DATA PROVIDED ▸
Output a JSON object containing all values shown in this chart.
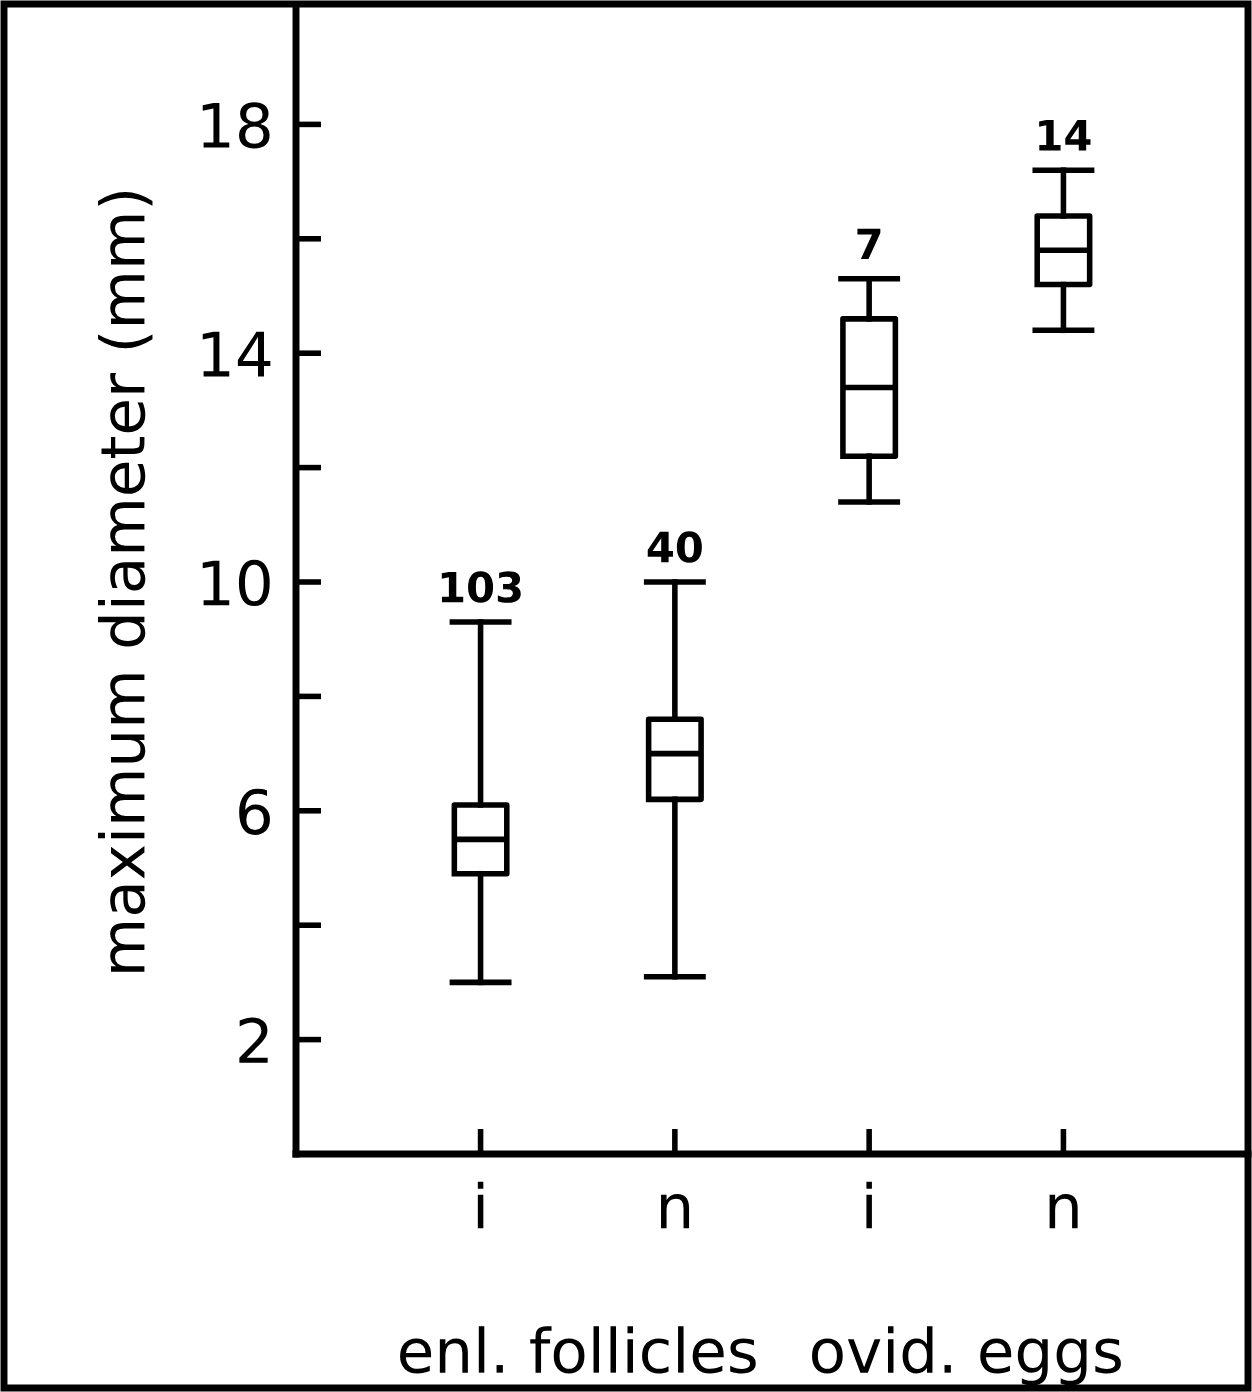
{
  "chart_data": {
    "type": "box",
    "ylabel": "maximum diameter (mm)",
    "categories": [
      "i",
      "n",
      "i",
      "n"
    ],
    "boxes": [
      {
        "low": 3.0,
        "q1": 4.9,
        "median": 5.5,
        "q3": 6.1,
        "high": 9.3
      },
      {
        "low": 3.1,
        "q1": 6.2,
        "median": 7.0,
        "q3": 7.6,
        "high": 10.0
      },
      {
        "low": 11.4,
        "q1": 12.2,
        "median": 13.4,
        "q3": 14.6,
        "high": 15.3
      },
      {
        "low": 14.4,
        "q1": 15.2,
        "median": 15.8,
        "q3": 16.4,
        "high": 17.2
      }
    ],
    "color": "#000000",
    "ylim": [
      0,
      20
    ],
    "yticks": [
      {
        "value": 2,
        "label": "2"
      },
      {
        "value": 4,
        "label": null
      },
      {
        "value": 6,
        "label": "6"
      },
      {
        "value": 8,
        "label": null
      },
      {
        "value": 10,
        "label": "10"
      },
      {
        "value": 12,
        "label": null
      },
      {
        "value": 14,
        "label": "14"
      },
      {
        "value": 16,
        "label": null
      },
      {
        "value": 18,
        "label": "18"
      }
    ],
    "grid": false,
    "annotations": [
      "103",
      "40",
      "7",
      "14",
      "enl. follicles",
      "ovid. eggs"
    ]
  }
}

WHAT IS ASKED ▸
Pictures in the records must not appear in the copy; transcribe everything else precisely.

PROBLEM SOLUTION ▸
Output a JSON object containing all values shown in this chart.
{
  "chart_data": {
    "type": "box",
    "ylabel": "maximum diameter (mm)",
    "categories": [
      "i",
      "n",
      "i",
      "n"
    ],
    "boxes": [
      {
        "low": 3.0,
        "q1": 4.9,
        "median": 5.5,
        "q3": 6.1,
        "high": 9.3
      },
      {
        "low": 3.1,
        "q1": 6.2,
        "median": 7.0,
        "q3": 7.6,
        "high": 10.0
      },
      {
        "low": 11.4,
        "q1": 12.2,
        "median": 13.4,
        "q3": 14.6,
        "high": 15.3
      },
      {
        "low": 14.4,
        "q1": 15.2,
        "median": 15.8,
        "q3": 16.4,
        "high": 17.2
      }
    ],
    "color": "#000000",
    "ylim": [
      0,
      20
    ],
    "yticks": [
      {
        "value": 2,
        "label": "2"
      },
      {
        "value": 4,
        "label": null
      },
      {
        "value": 6,
        "label": "6"
      },
      {
        "value": 8,
        "label": null
      },
      {
        "value": 10,
        "label": "10"
      },
      {
        "value": 12,
        "label": null
      },
      {
        "value": 14,
        "label": "14"
      },
      {
        "value": 16,
        "label": null
      },
      {
        "value": 18,
        "label": "18"
      }
    ],
    "grid": false,
    "annotations": [
      "103",
      "40",
      "7",
      "14",
      "enl. follicles",
      "ovid. eggs"
    ]
  }
}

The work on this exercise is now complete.